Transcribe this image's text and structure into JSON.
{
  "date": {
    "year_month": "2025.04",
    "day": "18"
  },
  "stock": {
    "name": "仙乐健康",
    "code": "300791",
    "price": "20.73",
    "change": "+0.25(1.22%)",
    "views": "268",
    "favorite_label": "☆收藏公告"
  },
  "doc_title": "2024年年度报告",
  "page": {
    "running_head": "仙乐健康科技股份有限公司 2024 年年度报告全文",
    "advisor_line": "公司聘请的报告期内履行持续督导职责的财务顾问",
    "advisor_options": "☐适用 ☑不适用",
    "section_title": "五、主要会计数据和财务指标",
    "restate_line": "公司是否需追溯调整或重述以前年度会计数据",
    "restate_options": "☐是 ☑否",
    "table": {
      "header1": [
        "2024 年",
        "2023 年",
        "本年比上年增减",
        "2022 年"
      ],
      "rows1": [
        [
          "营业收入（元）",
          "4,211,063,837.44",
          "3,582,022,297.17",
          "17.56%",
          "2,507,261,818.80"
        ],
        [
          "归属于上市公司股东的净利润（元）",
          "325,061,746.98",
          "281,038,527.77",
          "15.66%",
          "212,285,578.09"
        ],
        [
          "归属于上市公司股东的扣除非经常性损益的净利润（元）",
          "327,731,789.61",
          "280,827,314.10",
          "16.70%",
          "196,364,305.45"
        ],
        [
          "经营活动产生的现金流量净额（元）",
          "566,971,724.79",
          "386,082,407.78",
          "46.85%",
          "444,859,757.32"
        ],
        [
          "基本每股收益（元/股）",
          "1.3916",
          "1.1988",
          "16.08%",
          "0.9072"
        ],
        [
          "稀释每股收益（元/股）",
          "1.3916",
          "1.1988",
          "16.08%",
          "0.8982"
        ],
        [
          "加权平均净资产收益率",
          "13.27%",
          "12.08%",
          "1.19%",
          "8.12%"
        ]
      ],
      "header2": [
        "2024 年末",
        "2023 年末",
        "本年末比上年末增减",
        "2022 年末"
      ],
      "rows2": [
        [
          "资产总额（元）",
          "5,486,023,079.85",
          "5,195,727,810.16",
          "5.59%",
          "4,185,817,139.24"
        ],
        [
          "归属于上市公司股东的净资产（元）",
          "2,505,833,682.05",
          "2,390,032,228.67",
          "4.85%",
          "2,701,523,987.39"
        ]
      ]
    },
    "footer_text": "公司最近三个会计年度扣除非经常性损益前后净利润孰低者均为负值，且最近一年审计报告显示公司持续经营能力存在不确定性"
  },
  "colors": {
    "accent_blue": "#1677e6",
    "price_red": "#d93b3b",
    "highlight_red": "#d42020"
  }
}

---------------

> YOUR OBJECTIVE: Repeat the records above exactly as they appear.

> FULL ANSWER:
Transcribe this image's text and structure into JSON.
{
  "date": {
    "year_month": "2025.04",
    "day": "18"
  },
  "stock": {
    "name": "仙乐健康",
    "code": "300791",
    "price": "20.73",
    "change": "+0.25(1.22%)",
    "views": "268",
    "favorite_label": "☆收藏公告"
  },
  "doc_title": "2024年年度报告",
  "page": {
    "running_head": "仙乐健康科技股份有限公司 2024 年年度报告全文",
    "advisor_line": "公司聘请的报告期内履行持续督导职责的财务顾问",
    "advisor_options": "☐适用 ☑不适用",
    "section_title": "五、主要会计数据和财务指标",
    "restate_line": "公司是否需追溯调整或重述以前年度会计数据",
    "restate_options": "☐是 ☑否",
    "table": {
      "header1": [
        "2024 年",
        "2023 年",
        "本年比上年增减",
        "2022 年"
      ],
      "rows1": [
        [
          "营业收入（元）",
          "4,211,063,837.44",
          "3,582,022,297.17",
          "17.56%",
          "2,507,261,818.80"
        ],
        [
          "归属于上市公司股东的净利润（元）",
          "325,061,746.98",
          "281,038,527.77",
          "15.66%",
          "212,285,578.09"
        ],
        [
          "归属于上市公司股东的扣除非经常性损益的净利润（元）",
          "327,731,789.61",
          "280,827,314.10",
          "16.70%",
          "196,364,305.45"
        ],
        [
          "经营活动产生的现金流量净额（元）",
          "566,971,724.79",
          "386,082,407.78",
          "46.85%",
          "444,859,757.32"
        ],
        [
          "基本每股收益（元/股）",
          "1.3916",
          "1.1988",
          "16.08%",
          "0.9072"
        ],
        [
          "稀释每股收益（元/股）",
          "1.3916",
          "1.1988",
          "16.08%",
          "0.8982"
        ],
        [
          "加权平均净资产收益率",
          "13.27%",
          "12.08%",
          "1.19%",
          "8.12%"
        ]
      ],
      "header2": [
        "2024 年末",
        "2023 年末",
        "本年末比上年末增减",
        "2022 年末"
      ],
      "rows2": [
        [
          "资产总额（元）",
          "5,486,023,079.85",
          "5,195,727,810.16",
          "5.59%",
          "4,185,817,139.24"
        ],
        [
          "归属于上市公司股东的净资产（元）",
          "2,505,833,682.05",
          "2,390,032,228.67",
          "4.85%",
          "2,701,523,987.39"
        ]
      ]
    },
    "footer_text": "公司最近三个会计年度扣除非经常性损益前后净利润孰低者均为负值，且最近一年审计报告显示公司持续经营能力存在不确定性"
  },
  "colors": {
    "accent_blue": "#1677e6",
    "price_red": "#d93b3b",
    "highlight_red": "#d42020"
  }
}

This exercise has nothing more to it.